Set exercise 1 -
Return the portion of the comment thread that begins with the words containing "When i first" and ends with "for a minute.", copied word for word.

Excerpted passage -
When i first saw this in the RSS i was scared you meant of the contract and not pitch for the yankees.

Count Zero says:
Realist says:
steve (different one) says:
NYFan50 says:

Me too. That was devastating for a minute.

Ben K. says:

Yeah, yeah. Sorry about that. I fixed earlier. I wrote this post on the fly before heading out to see There Will Be Blood. Had to borrow a friend’s iPhone to solve this problem.

 
 
 
 
 
 
mike says:

bad news for rocket i guess..

 
Lanny says:

Great job doing this Mitchell Report!

Made a lot of sense to keep rehashing things from a decade ago.

 
Rich says:

I think Clemens is guilty, but I want to at least read Pettitte’s deposition before I make a judgment about what he has to say.

 
dan says:

“not to have to testify publicly against his former teammate Roger Clemens”

Doesn’t this mean that Pettitte was going to tell Congress definitively that he saw Clemens use steroids?

Count Zero says:

I would say it likely means something like that and more…it means that Andy already did whatever damage he was going to do in his closed door testimony. That would be the only reason I can think of why they would be so willing to excuse him from the public hearing.

Set exercise 2 -
Give back each line of the records that contains the string "zlepší".

(Recorded data)
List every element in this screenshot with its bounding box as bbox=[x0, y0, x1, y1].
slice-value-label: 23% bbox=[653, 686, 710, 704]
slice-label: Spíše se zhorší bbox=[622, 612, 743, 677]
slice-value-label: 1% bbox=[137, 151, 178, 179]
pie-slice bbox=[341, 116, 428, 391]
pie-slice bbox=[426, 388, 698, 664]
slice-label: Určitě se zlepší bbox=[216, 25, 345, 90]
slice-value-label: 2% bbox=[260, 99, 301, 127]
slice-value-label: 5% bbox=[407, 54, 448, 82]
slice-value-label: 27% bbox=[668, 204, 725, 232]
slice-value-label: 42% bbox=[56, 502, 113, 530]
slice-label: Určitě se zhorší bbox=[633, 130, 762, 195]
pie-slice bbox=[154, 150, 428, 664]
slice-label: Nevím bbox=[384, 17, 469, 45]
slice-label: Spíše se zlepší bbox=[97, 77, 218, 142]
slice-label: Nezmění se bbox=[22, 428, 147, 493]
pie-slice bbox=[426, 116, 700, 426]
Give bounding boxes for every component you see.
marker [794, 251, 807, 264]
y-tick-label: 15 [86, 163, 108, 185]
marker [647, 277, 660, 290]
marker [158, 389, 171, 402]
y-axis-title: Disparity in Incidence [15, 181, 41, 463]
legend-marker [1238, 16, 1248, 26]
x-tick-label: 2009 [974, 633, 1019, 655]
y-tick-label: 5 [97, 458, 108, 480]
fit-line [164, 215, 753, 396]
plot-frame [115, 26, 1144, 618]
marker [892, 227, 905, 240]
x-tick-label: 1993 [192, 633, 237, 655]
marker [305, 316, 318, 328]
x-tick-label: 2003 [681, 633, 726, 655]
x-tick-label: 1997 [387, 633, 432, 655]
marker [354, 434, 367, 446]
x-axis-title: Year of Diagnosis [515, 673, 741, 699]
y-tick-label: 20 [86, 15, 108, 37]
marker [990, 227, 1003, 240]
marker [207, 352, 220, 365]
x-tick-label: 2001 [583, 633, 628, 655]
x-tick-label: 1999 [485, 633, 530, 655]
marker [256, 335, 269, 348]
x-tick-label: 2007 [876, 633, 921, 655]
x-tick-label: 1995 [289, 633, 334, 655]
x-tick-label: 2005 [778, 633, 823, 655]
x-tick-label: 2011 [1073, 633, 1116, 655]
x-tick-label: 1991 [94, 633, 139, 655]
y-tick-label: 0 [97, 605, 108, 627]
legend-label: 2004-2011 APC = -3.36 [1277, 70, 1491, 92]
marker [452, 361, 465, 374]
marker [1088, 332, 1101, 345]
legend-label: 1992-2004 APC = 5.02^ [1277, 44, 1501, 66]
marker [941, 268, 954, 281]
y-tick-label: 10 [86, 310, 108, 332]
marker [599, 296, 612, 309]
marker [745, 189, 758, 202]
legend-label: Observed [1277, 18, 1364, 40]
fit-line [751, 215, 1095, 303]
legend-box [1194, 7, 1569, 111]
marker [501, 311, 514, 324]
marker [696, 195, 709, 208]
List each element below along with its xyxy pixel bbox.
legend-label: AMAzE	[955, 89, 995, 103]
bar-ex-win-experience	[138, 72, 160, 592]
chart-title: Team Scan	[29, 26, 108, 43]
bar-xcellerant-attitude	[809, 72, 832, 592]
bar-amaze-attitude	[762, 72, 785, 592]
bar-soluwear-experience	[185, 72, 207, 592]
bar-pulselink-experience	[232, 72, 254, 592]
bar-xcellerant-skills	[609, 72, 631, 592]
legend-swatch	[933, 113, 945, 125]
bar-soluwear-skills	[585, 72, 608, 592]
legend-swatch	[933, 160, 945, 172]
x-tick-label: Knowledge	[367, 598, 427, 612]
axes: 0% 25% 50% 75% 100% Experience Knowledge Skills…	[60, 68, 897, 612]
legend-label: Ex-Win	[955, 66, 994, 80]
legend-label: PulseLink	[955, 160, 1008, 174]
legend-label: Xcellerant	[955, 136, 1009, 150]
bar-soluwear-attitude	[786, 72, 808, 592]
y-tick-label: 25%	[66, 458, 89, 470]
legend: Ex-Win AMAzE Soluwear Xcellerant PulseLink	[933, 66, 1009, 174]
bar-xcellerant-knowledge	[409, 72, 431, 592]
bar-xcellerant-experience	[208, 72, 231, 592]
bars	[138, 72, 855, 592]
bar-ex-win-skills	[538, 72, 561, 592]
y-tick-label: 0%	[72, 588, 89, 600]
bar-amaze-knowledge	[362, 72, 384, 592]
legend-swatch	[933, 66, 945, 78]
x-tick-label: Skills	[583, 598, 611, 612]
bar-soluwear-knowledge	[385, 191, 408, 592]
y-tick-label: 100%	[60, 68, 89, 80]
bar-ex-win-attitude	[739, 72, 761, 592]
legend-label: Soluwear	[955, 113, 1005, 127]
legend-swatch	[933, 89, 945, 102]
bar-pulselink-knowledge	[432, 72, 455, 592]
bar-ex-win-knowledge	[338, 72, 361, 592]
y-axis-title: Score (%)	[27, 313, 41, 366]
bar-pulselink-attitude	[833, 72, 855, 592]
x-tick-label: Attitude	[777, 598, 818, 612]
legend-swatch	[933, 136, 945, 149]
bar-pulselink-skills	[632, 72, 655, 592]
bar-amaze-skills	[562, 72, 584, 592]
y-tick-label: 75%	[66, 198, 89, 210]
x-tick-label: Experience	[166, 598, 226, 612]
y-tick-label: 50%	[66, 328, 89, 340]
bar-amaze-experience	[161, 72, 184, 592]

--

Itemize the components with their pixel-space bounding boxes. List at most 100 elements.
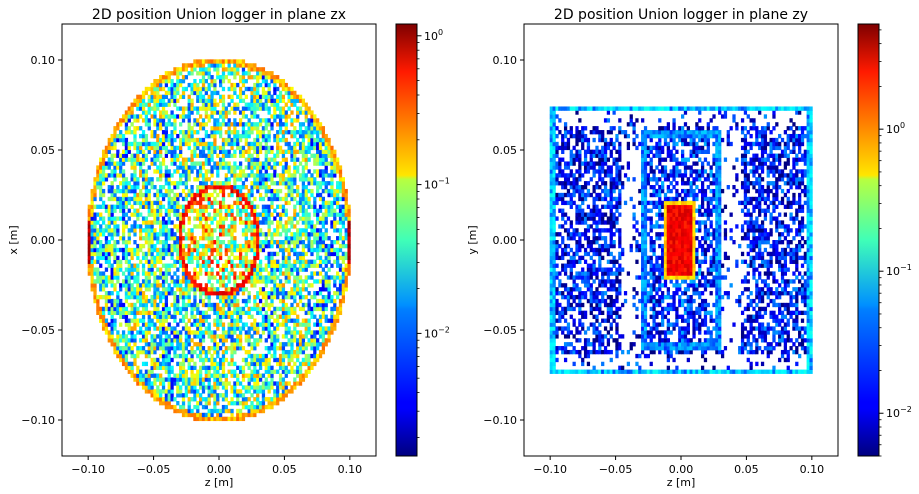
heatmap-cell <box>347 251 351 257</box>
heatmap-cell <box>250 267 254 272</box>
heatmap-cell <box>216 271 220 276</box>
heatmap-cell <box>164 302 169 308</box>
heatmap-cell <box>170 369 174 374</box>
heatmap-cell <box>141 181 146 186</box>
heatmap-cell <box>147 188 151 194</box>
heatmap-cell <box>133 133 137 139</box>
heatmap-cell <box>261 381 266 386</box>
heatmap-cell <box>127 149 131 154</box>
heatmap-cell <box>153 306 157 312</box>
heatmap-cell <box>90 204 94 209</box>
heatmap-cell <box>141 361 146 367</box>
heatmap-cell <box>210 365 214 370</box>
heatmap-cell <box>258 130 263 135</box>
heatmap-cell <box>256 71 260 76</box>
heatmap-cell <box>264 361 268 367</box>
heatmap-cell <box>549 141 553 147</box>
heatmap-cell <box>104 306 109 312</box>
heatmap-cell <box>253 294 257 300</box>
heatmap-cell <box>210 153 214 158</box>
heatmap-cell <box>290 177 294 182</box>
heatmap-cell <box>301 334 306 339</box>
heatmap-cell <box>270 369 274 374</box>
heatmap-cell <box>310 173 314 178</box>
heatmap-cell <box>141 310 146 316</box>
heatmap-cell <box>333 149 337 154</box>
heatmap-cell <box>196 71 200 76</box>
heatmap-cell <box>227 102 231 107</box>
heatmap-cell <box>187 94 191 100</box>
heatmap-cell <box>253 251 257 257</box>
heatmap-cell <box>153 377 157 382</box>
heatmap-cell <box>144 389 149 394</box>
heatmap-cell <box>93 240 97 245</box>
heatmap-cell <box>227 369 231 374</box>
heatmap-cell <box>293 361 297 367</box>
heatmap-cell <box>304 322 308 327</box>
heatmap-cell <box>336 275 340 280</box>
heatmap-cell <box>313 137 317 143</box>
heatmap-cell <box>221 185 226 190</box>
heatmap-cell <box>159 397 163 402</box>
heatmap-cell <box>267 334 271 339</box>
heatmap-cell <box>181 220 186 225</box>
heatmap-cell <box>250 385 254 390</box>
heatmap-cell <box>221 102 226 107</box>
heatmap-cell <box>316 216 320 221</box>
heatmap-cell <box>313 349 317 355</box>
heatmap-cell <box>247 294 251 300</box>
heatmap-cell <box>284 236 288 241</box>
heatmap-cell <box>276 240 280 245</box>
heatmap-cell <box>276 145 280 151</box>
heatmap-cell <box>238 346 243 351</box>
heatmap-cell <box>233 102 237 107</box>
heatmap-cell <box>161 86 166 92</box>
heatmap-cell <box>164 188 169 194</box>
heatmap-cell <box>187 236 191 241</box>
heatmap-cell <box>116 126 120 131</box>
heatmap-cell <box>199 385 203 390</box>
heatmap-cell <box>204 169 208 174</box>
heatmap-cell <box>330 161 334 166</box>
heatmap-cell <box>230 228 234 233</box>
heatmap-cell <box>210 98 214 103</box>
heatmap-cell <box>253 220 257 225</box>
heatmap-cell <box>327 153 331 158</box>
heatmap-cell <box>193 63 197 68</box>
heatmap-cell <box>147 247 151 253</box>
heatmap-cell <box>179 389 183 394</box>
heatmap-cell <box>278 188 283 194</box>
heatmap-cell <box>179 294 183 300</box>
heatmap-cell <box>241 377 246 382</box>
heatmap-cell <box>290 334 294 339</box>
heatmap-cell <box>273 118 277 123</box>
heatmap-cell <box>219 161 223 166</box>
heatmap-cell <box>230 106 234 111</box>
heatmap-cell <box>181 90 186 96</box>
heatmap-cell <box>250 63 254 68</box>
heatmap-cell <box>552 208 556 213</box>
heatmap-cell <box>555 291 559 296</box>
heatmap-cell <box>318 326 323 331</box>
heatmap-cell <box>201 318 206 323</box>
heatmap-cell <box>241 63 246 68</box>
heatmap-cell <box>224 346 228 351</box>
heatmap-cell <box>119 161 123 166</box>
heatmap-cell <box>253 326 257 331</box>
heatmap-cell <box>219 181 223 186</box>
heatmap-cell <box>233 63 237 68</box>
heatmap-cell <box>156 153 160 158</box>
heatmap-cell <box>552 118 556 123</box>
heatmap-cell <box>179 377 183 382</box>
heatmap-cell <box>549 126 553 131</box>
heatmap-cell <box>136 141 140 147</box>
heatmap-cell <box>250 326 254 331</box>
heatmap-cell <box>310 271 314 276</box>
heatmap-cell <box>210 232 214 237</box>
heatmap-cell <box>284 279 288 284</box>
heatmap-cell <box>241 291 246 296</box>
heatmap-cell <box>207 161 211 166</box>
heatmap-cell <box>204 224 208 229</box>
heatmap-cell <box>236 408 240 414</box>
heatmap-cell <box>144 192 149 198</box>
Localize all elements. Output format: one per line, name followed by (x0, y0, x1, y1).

Exercise output 1 -
When i first saw this in the RSS i was scared you meant of the contract and not pitch for the yankees.

Count Zero says:
Realist says:
steve (different one) says:
NYFan50 says:

Me too. That was devastating for a minute.

Exercise output 2 -
slice-label: Určitě se zlepší bbox=[216, 25, 345, 90]
slice-label: Spíše se zlepší bbox=[97, 77, 218, 142]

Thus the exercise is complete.